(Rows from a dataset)
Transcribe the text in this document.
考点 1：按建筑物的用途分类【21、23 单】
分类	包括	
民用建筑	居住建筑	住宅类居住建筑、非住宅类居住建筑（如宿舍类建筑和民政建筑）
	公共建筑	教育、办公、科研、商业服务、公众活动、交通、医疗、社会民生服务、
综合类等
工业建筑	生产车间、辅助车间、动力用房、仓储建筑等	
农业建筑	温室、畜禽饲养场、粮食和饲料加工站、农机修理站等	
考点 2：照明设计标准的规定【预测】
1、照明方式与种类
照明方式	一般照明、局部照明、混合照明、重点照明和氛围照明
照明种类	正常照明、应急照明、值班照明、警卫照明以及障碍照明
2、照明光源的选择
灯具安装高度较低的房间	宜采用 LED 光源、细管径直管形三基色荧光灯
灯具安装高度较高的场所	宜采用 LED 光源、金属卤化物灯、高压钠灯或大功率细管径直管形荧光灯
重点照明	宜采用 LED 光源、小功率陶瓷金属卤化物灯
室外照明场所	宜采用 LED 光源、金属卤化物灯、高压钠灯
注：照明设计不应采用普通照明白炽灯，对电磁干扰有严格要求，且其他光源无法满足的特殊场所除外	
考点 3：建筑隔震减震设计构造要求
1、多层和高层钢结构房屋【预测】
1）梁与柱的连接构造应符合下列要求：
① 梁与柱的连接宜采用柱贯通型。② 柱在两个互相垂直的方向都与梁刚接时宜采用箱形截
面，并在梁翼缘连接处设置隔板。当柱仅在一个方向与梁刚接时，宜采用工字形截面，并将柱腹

■ **Exercise**
Type out the full listing again, exactly as given.

■ **Full answer**
Transcribe the text in this document.
考点 1：按建筑物的用途分类【21、23 单】
分类	包括	
民用建筑	居住建筑	住宅类居住建筑、非住宅类居住建筑（如宿舍类建筑和民政建筑）
	公共建筑	教育、办公、科研、商业服务、公众活动、交通、医疗、社会民生服务、
综合类等
工业建筑	生产车间、辅助车间、动力用房、仓储建筑等	
农业建筑	温室、畜禽饲养场、粮食和饲料加工站、农机修理站等	
考点 2：照明设计标准的规定【预测】
1、照明方式与种类
照明方式	一般照明、局部照明、混合照明、重点照明和氛围照明
照明种类	正常照明、应急照明、值班照明、警卫照明以及障碍照明
2、照明光源的选择
灯具安装高度较低的房间	宜采用 LED 光源、细管径直管形三基色荧光灯
灯具安装高度较高的场所	宜采用 LED 光源、金属卤化物灯、高压钠灯或大功率细管径直管形荧光灯
重点照明	宜采用 LED 光源、小功率陶瓷金属卤化物灯
室外照明场所	宜采用 LED 光源、金属卤化物灯、高压钠灯
注：照明设计不应采用普通照明白炽灯，对电磁干扰有严格要求，且其他光源无法满足的特殊场所除外	
考点 3：建筑隔震减震设计构造要求
1、多层和高层钢结构房屋【预测】
1）梁与柱的连接构造应符合下列要求：
① 梁与柱的连接宜采用柱贯通型。② 柱在两个互相垂直的方向都与梁刚接时宜采用箱形截
面，并在梁翼缘连接处设置隔板。当柱仅在一个方向与梁刚接时，宜采用工字形截面，并将柱腹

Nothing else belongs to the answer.